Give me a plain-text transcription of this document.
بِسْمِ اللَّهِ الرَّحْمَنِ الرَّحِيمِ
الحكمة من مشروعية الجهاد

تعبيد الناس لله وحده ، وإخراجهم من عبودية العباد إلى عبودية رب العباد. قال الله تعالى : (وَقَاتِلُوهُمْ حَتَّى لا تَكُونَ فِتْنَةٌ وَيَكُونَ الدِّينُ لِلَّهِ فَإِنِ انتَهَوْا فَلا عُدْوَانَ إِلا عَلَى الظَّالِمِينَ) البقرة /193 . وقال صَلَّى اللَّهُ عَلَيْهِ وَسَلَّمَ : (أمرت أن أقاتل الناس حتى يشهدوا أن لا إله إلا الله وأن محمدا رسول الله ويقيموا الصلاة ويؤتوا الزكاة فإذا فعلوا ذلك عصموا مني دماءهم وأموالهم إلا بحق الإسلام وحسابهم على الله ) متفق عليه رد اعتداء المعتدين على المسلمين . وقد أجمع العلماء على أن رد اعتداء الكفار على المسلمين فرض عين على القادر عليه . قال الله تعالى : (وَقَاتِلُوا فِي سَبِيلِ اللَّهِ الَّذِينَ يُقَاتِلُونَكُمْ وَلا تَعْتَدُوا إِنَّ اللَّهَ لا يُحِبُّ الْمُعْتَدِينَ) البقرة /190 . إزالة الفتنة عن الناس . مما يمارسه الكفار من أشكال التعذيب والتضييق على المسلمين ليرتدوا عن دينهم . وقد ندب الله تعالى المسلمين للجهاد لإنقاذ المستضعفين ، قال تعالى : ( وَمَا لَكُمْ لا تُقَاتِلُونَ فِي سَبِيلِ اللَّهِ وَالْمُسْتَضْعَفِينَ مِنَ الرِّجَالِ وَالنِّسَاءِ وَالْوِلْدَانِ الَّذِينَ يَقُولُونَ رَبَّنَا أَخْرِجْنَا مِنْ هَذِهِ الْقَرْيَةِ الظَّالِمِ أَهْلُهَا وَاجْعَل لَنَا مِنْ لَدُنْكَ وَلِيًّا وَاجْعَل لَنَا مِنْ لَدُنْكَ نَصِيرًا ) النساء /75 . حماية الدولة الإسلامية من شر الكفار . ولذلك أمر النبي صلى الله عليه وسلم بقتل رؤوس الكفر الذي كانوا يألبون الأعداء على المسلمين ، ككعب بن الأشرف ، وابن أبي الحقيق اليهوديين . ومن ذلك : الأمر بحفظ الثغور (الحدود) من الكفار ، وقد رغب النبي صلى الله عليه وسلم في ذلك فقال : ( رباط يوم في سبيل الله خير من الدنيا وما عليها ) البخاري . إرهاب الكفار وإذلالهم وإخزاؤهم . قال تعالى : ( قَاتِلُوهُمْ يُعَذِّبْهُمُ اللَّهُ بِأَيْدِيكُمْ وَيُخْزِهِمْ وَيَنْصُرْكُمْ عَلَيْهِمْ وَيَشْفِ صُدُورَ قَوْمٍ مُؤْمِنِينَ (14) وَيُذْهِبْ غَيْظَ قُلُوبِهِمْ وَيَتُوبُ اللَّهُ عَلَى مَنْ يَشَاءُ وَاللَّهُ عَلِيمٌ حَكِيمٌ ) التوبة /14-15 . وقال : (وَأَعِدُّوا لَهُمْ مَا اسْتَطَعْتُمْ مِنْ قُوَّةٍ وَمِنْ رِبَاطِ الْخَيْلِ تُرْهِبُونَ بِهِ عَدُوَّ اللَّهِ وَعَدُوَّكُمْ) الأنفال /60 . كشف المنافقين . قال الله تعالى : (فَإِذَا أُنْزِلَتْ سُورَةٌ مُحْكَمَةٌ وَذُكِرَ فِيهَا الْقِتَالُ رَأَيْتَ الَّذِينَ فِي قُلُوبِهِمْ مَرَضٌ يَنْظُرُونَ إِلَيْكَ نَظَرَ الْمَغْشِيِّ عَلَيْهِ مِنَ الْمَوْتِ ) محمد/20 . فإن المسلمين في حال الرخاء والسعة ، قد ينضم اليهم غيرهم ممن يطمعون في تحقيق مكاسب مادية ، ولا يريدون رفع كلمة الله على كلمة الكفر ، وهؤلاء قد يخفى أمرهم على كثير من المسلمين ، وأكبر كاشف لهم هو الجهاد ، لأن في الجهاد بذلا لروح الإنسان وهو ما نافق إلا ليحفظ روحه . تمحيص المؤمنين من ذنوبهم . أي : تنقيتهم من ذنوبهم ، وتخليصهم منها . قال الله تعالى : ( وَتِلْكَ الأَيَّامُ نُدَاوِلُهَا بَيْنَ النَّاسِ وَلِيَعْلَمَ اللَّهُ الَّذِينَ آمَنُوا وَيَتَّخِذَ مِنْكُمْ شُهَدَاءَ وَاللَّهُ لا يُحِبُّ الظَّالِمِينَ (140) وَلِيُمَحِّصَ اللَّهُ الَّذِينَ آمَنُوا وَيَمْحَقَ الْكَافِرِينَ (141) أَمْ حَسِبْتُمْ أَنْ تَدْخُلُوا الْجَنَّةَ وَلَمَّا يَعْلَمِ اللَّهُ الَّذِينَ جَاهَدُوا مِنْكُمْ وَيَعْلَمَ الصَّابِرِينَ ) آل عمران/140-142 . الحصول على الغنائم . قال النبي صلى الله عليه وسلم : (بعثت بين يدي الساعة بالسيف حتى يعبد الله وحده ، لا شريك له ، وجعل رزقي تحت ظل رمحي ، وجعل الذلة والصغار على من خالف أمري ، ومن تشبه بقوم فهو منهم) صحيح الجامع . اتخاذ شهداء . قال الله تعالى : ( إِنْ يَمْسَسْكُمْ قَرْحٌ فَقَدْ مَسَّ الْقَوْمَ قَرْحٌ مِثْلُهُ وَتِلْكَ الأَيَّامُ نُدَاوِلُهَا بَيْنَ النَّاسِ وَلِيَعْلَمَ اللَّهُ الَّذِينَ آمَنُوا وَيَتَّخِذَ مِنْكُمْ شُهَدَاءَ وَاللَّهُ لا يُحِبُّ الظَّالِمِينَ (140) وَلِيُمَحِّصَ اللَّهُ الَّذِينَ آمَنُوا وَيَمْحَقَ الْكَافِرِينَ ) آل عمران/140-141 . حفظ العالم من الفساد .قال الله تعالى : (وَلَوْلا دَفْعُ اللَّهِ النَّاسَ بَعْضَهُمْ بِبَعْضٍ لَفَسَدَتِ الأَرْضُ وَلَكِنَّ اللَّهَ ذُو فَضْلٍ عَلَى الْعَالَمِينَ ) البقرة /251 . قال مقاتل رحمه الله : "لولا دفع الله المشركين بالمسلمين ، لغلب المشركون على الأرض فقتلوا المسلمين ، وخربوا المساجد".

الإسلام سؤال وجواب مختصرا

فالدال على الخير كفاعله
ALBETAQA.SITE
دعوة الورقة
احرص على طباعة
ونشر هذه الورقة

- _What to work on_: Your task is to repeat every line exactly.

- _Expected answer_:
Give me a plain-text transcription of this document.
بِسْمِ اللَّهِ الرَّحْمَنِ الرَّحِيمِ
الحكمة من مشروعية الجهاد

تعبيد الناس لله وحده ، وإخراجهم من عبودية العباد إلى عبودية رب العباد. قال الله تعالى : (وَقَاتِلُوهُمْ حَتَّى لا تَكُونَ فِتْنَةٌ وَيَكُونَ الدِّينُ لِلَّهِ فَإِنِ انتَهَوْا فَلا عُدْوَانَ إِلا عَلَى الظَّالِمِينَ) البقرة /193 . وقال صَلَّى اللَّهُ عَلَيْهِ وَسَلَّمَ : (أمرت أن أقاتل الناس حتى يشهدوا أن لا إله إلا الله وأن محمدا رسول الله ويقيموا الصلاة ويؤتوا الزكاة فإذا فعلوا ذلك عصموا مني دماءهم وأموالهم إلا بحق الإسلام وحسابهم على الله ) متفق عليه رد اعتداء المعتدين على المسلمين . وقد أجمع العلماء على أن رد اعتداء الكفار على المسلمين فرض عين على القادر عليه . قال الله تعالى : (وَقَاتِلُوا فِي سَبِيلِ اللَّهِ الَّذِينَ يُقَاتِلُونَكُمْ وَلا تَعْتَدُوا إِنَّ اللَّهَ لا يُحِبُّ الْمُعْتَدِينَ) البقرة /190 . إزالة الفتنة عن الناس . مما يمارسه الكفار من أشكال التعذيب والتضييق على المسلمين ليرتدوا عن دينهم . وقد ندب الله تعالى المسلمين للجهاد لإنقاذ المستضعفين ، قال تعالى : ( وَمَا لَكُمْ لا تُقَاتِلُونَ فِي سَبِيلِ اللَّهِ وَالْمُسْتَضْعَفِينَ مِنَ الرِّجَالِ وَالنِّسَاءِ وَالْوِلْدَانِ الَّذِينَ يَقُولُونَ رَبَّنَا أَخْرِجْنَا مِنْ هَذِهِ الْقَرْيَةِ الظَّالِمِ أَهْلُهَا وَاجْعَل لَنَا مِنْ لَدُنْكَ وَلِيًّا وَاجْعَل لَنَا مِنْ لَدُنْكَ نَصِيرًا ) النساء /75 . حماية الدولة الإسلامية من شر الكفار . ولذلك أمر النبي صلى الله عليه وسلم بقتل رؤوس الكفر الذي كانوا يألبون الأعداء على المسلمين ، ككعب بن الأشرف ، وابن أبي الحقيق اليهوديين . ومن ذلك : الأمر بحفظ الثغور (الحدود) من الكفار ، وقد رغب النبي صلى الله عليه وسلم في ذلك فقال : ( رباط يوم في سبيل الله خير من الدنيا وما عليها ) البخاري . إرهاب الكفار وإذلالهم وإخزاؤهم . قال تعالى : ( قَاتِلُوهُمْ يُعَذِّبْهُمُ اللَّهُ بِأَيْدِيكُمْ وَيُخْزِهِمْ وَيَنْصُرْكُمْ عَلَيْهِمْ وَيَشْفِ صُدُورَ قَوْمٍ مُؤْمِنِينَ (14) وَيُذْهِبْ غَيْظَ قُلُوبِهِمْ وَيَتُوبُ اللَّهُ عَلَى مَنْ يَشَاءُ وَاللَّهُ عَلِيمٌ حَكِيمٌ ) التوبة /14-15 . وقال : (وَأَعِدُّوا لَهُمْ مَا اسْتَطَعْتُمْ مِنْ قُوَّةٍ وَمِنْ رِبَاطِ الْخَيْلِ تُرْهِبُونَ بِهِ عَدُوَّ اللَّهِ وَعَدُوَّكُمْ) الأنفال /60 . كشف المنافقين . قال الله تعالى : (فَإِذَا أُنْزِلَتْ سُورَةٌ مُحْكَمَةٌ وَذُكِرَ فِيهَا الْقِتَالُ رَأَيْتَ الَّذِينَ فِي قُلُوبِهِمْ مَرَضٌ يَنْظُرُونَ إِلَيْكَ نَظَرَ الْمَغْشِيِّ عَلَيْهِ مِنَ الْمَوْتِ ) محمد/20 . فإن المسلمين في حال الرخاء والسعة ، قد ينضم اليهم غيرهم ممن يطمعون في تحقيق مكاسب مادية ، ولا يريدون رفع كلمة الله على كلمة الكفر ، وهؤلاء قد يخفى أمرهم على كثير من المسلمين ، وأكبر كاشف لهم هو الجهاد ، لأن في الجهاد بذلا لروح الإنسان وهو ما نافق إلا ليحفظ روحه . تمحيص المؤمنين من ذنوبهم . أي : تنقيتهم من ذنوبهم ، وتخليصهم منها . قال الله تعالى : ( وَتِلْكَ الأَيَّامُ نُدَاوِلُهَا بَيْنَ النَّاسِ وَلِيَعْلَمَ اللَّهُ الَّذِينَ آمَنُوا وَيَتَّخِذَ مِنْكُمْ شُهَدَاءَ وَاللَّهُ لا يُحِبُّ الظَّالِمِينَ (140) وَلِيُمَحِّصَ اللَّهُ الَّذِينَ آمَنُوا وَيَمْحَقَ الْكَافِرِينَ (141) أَمْ حَسِبْتُمْ أَنْ تَدْخُلُوا الْجَنَّةَ وَلَمَّا يَعْلَمِ اللَّهُ الَّذِينَ جَاهَدُوا مِنْكُمْ وَيَعْلَمَ الصَّابِرِينَ ) آل عمران/140-142 . الحصول على الغنائم . قال النبي صلى الله عليه وسلم : (بعثت بين يدي الساعة بالسيف حتى يعبد الله وحده ، لا شريك له ، وجعل رزقي تحت ظل رمحي ، وجعل الذلة والصغار على من خالف أمري ، ومن تشبه بقوم فهو منهم) صحيح الجامع . اتخاذ شهداء . قال الله تعالى : ( إِنْ يَمْسَسْكُمْ قَرْحٌ فَقَدْ مَسَّ الْقَوْمَ قَرْحٌ مِثْلُهُ وَتِلْكَ الأَيَّامُ نُدَاوِلُهَا بَيْنَ النَّاسِ وَلِيَعْلَمَ اللَّهُ الَّذِينَ آمَنُوا وَيَتَّخِذَ مِنْكُمْ شُهَدَاءَ وَاللَّهُ لا يُحِبُّ الظَّالِمِينَ (140) وَلِيُمَحِّصَ اللَّهُ الَّذِينَ آمَنُوا وَيَمْحَقَ الْكَافِرِينَ ) آل عمران/140-141 . حفظ العالم من الفساد .قال الله تعالى : (وَلَوْلا دَفْعُ اللَّهِ النَّاسَ بَعْضَهُمْ بِبَعْضٍ لَفَسَدَتِ الأَرْضُ وَلَكِنَّ اللَّهَ ذُو فَضْلٍ عَلَى الْعَالَمِينَ ) البقرة /251 . قال مقاتل رحمه الله : "لولا دفع الله المشركين بالمسلمين ، لغلب المشركون على الأرض فقتلوا المسلمين ، وخربوا المساجد".

الإسلام سؤال وجواب مختصرا

فالدال على الخير كفاعله
ALBETAQA.SITE
دعوة الورقة
احرص على طباعة
ونشر هذه الورقة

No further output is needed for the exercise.